* [BRIEF]: Look through the data below. Show each line where the string "color" occurs.

* [EXTRACTED INFORMATION]:
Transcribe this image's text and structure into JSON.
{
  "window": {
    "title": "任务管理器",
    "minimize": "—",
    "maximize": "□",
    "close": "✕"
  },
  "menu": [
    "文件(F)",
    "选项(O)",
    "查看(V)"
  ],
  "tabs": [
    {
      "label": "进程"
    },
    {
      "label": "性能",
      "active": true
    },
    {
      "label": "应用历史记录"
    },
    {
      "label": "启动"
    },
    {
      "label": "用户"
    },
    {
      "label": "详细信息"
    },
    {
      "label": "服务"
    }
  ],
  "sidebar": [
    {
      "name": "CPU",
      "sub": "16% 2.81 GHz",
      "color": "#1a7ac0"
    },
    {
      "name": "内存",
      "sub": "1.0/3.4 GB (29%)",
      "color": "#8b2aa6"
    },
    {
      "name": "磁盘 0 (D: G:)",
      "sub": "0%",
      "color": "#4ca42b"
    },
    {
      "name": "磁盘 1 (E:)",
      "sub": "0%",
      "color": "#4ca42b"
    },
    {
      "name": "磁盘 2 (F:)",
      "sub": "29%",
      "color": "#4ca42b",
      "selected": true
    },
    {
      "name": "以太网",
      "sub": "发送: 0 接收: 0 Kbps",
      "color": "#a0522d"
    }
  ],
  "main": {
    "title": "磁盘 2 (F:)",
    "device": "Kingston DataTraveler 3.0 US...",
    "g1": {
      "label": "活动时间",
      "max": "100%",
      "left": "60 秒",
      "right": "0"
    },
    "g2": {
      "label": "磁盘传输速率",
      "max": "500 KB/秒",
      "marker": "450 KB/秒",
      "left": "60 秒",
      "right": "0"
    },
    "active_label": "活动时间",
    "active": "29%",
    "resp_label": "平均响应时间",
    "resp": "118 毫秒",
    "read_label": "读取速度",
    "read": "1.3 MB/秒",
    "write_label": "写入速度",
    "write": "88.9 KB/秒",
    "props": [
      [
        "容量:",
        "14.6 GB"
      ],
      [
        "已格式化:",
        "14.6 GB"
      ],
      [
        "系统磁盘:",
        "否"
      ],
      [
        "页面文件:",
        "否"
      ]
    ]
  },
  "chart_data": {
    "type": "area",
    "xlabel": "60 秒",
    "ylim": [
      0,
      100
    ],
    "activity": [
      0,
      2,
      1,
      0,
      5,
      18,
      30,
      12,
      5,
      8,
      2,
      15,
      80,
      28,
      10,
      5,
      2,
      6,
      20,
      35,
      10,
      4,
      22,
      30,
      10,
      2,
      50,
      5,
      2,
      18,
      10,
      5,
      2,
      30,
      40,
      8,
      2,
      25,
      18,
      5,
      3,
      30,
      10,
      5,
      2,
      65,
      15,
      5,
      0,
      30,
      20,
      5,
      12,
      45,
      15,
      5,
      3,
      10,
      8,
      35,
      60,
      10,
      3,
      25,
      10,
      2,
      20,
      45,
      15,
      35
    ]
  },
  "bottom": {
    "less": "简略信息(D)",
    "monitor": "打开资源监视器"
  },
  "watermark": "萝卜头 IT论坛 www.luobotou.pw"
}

* [FULL OUTPUT]:
      "color": "#1a7ac0"
      "color": "#8b2aa6"
      "color": "#4ca42b"
      "color": "#4ca42b"
      "color": "#4ca42b",
      "color": "#a0522d"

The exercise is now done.